Data →
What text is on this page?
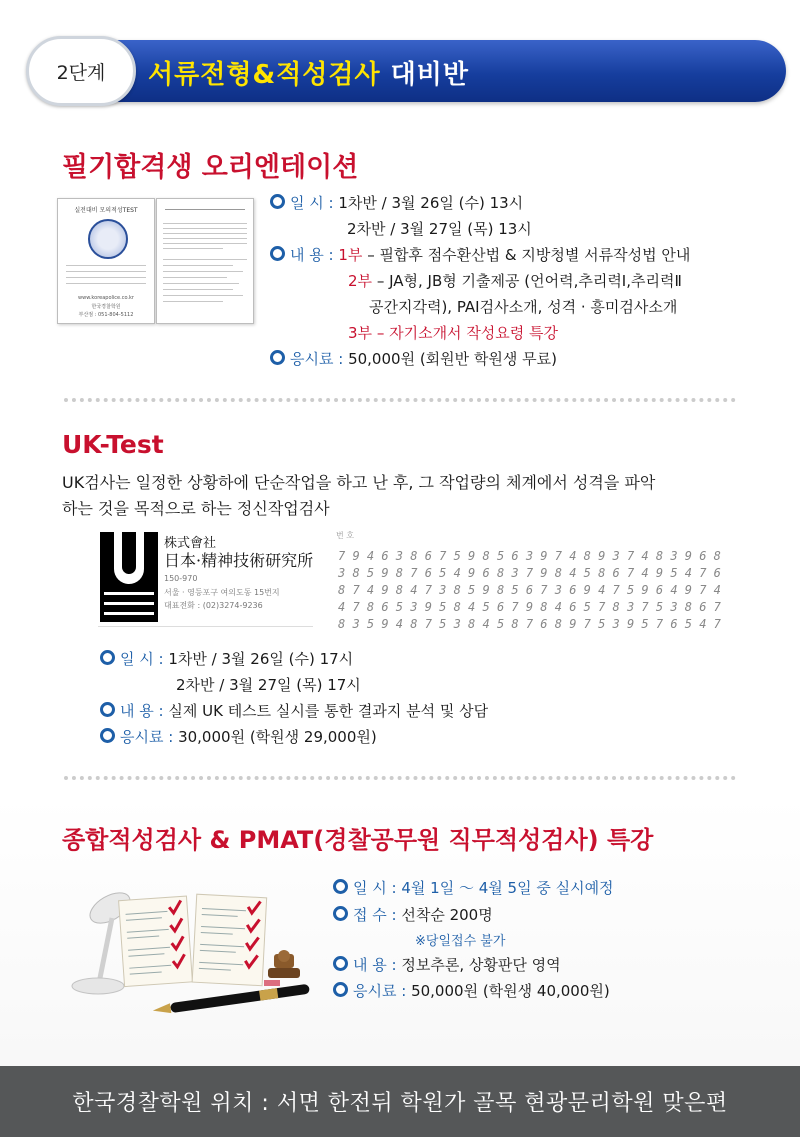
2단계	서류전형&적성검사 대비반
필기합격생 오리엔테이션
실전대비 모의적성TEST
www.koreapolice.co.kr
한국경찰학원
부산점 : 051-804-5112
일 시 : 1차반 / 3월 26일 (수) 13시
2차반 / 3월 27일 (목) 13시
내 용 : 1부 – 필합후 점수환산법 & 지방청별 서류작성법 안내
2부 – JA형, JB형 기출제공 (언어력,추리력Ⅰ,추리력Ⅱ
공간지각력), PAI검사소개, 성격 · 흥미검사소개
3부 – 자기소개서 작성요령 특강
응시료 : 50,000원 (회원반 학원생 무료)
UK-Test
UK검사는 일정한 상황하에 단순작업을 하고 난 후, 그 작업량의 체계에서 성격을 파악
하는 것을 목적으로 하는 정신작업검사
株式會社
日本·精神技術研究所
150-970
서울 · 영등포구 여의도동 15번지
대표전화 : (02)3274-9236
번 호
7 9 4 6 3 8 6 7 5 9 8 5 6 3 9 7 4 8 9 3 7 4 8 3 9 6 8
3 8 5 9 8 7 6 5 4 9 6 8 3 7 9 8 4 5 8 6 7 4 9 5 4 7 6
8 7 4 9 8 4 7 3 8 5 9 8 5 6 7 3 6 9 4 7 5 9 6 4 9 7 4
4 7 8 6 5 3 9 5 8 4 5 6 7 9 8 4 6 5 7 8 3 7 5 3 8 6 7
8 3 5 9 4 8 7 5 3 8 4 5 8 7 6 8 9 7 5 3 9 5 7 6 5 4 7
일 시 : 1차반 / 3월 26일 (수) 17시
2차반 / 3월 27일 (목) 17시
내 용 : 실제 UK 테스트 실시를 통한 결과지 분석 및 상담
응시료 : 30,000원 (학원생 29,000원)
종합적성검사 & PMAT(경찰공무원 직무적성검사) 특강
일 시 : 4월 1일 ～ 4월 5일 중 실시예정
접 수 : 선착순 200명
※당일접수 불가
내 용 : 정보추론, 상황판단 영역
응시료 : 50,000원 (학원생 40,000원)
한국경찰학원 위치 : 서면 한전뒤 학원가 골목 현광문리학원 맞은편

What to do → Using the material above, gather every line that includes "한국경찰학원".

The reply →
한국경찰학원
한국경찰학원 위치 : 서면 한전뒤 학원가 골목 현광문리학원 맞은편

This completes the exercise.